> _EXERCISE BRIEF_
Go through the entries below and print each one exactly, leaving out pictures.

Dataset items
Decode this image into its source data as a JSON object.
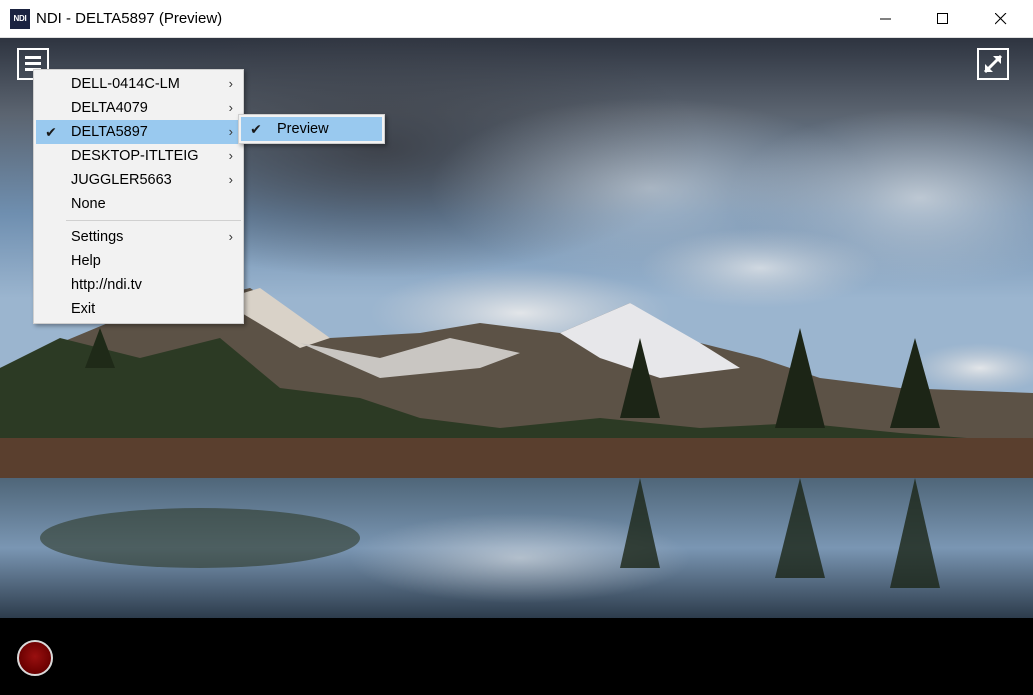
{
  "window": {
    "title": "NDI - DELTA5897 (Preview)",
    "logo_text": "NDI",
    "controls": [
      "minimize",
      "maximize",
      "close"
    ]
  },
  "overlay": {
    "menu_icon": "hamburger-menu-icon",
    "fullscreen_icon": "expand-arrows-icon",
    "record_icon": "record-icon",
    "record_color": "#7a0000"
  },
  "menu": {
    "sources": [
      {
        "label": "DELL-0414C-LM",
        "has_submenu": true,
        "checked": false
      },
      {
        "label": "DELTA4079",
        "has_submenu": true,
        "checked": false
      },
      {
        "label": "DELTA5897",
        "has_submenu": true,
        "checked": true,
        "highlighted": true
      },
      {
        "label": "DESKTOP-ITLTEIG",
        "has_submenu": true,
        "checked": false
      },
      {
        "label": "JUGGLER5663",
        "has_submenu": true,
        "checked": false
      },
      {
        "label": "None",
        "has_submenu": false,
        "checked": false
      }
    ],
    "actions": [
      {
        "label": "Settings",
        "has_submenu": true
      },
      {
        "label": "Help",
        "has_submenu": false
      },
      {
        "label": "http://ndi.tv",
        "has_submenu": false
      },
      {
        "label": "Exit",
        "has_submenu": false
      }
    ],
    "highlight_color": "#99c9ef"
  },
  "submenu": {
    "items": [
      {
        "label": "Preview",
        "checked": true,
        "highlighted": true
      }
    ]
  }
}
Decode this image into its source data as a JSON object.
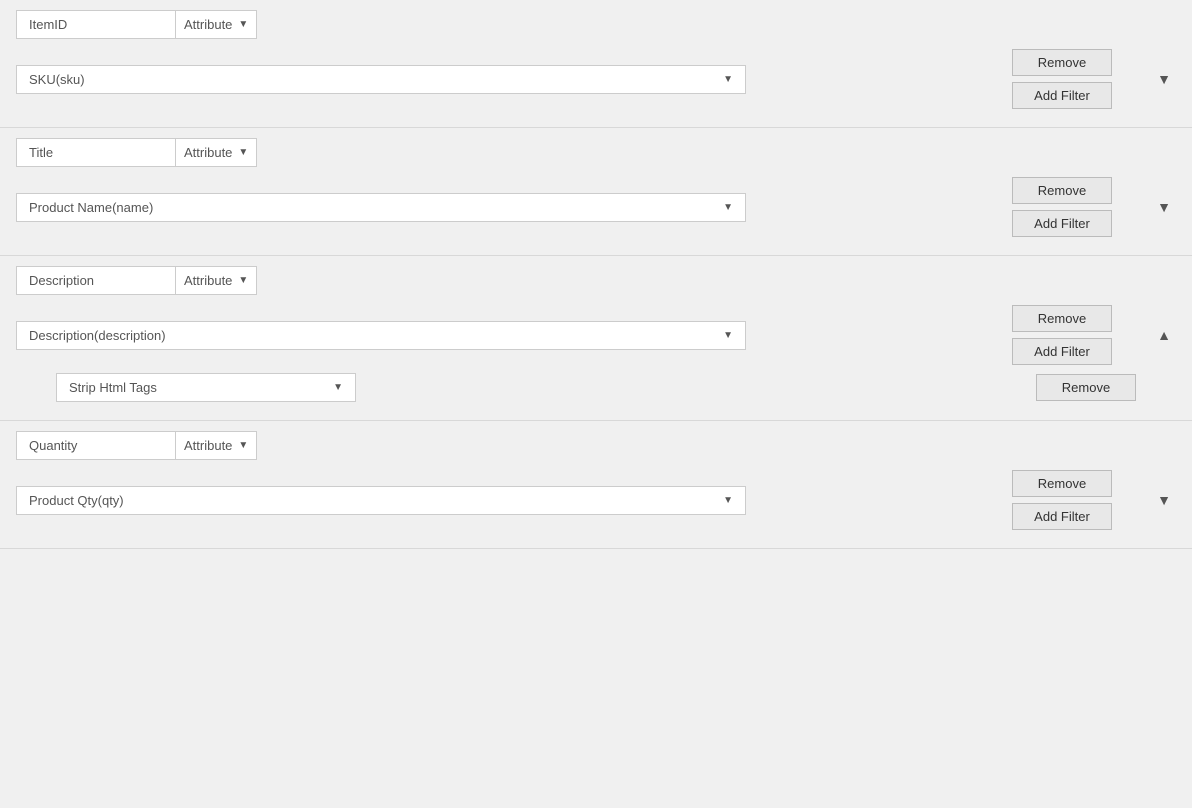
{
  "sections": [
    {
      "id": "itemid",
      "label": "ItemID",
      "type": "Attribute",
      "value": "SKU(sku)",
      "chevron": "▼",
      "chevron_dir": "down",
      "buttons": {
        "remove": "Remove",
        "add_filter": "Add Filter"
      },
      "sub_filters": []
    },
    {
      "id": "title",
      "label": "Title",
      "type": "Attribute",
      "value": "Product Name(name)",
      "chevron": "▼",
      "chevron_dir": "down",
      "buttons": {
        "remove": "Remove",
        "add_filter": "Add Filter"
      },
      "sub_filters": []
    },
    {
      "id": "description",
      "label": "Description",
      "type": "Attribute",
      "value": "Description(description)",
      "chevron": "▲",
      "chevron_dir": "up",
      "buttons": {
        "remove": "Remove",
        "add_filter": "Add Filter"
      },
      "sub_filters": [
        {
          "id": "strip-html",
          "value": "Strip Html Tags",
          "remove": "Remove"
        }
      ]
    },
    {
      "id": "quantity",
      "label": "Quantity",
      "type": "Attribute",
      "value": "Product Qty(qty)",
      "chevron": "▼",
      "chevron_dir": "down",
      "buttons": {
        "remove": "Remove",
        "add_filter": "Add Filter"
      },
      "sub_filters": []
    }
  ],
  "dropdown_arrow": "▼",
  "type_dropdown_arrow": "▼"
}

> _WRITTEN REPLY_
Decode this image into its source data as a JSON object.
{
  "window": {
    "title": "NDI - DELTA5897 (Preview)",
    "logo_text": "NDI",
    "controls": [
      "minimize",
      "maximize",
      "close"
    ]
  },
  "overlay": {
    "menu_icon": "hamburger-menu-icon",
    "fullscreen_icon": "expand-arrows-icon",
    "record_icon": "record-icon",
    "record_color": "#7a0000"
  },
  "menu": {
    "sources": [
      {
        "label": "DELL-0414C-LM",
        "has_submenu": true,
        "checked": false
      },
      {
        "label": "DELTA4079",
        "has_submenu": true,
        "checked": false
      },
      {
        "label": "DELTA5897",
        "has_submenu": true,
        "checked": true,
        "highlighted": true
      },
      {
        "label": "DESKTOP-ITLTEIG",
        "has_submenu": true,
        "checked": false
      },
      {
        "label": "JUGGLER5663",
        "has_submenu": true,
        "checked": false
      },
      {
        "label": "None",
        "has_submenu": false,
        "checked": false
      }
    ],
    "actions": [
      {
        "label": "Settings",
        "has_submenu": true
      },
      {
        "label": "Help",
        "has_submenu": false
      },
      {
        "label": "http://ndi.tv",
        "has_submenu": false
      },
      {
        "label": "Exit",
        "has_submenu": false
      }
    ],
    "highlight_color": "#99c9ef"
  },
  "submenu": {
    "items": [
      {
        "label": "Preview",
        "checked": true,
        "highlighted": true
      }
    ]
  }
}
Decode this image into its source data as a JSON object.
{
  "sections": [
    {
      "id": "itemid",
      "label": "ItemID",
      "type": "Attribute",
      "value": "SKU(sku)",
      "chevron": "▼",
      "chevron_dir": "down",
      "buttons": {
        "remove": "Remove",
        "add_filter": "Add Filter"
      },
      "sub_filters": []
    },
    {
      "id": "title",
      "label": "Title",
      "type": "Attribute",
      "value": "Product Name(name)",
      "chevron": "▼",
      "chevron_dir": "down",
      "buttons": {
        "remove": "Remove",
        "add_filter": "Add Filter"
      },
      "sub_filters": []
    },
    {
      "id": "description",
      "label": "Description",
      "type": "Attribute",
      "value": "Description(description)",
      "chevron": "▲",
      "chevron_dir": "up",
      "buttons": {
        "remove": "Remove",
        "add_filter": "Add Filter"
      },
      "sub_filters": [
        {
          "id": "strip-html",
          "value": "Strip Html Tags",
          "remove": "Remove"
        }
      ]
    },
    {
      "id": "quantity",
      "label": "Quantity",
      "type": "Attribute",
      "value": "Product Qty(qty)",
      "chevron": "▼",
      "chevron_dir": "down",
      "buttons": {
        "remove": "Remove",
        "add_filter": "Add Filter"
      },
      "sub_filters": []
    }
  ],
  "dropdown_arrow": "▼",
  "type_dropdown_arrow": "▼"
}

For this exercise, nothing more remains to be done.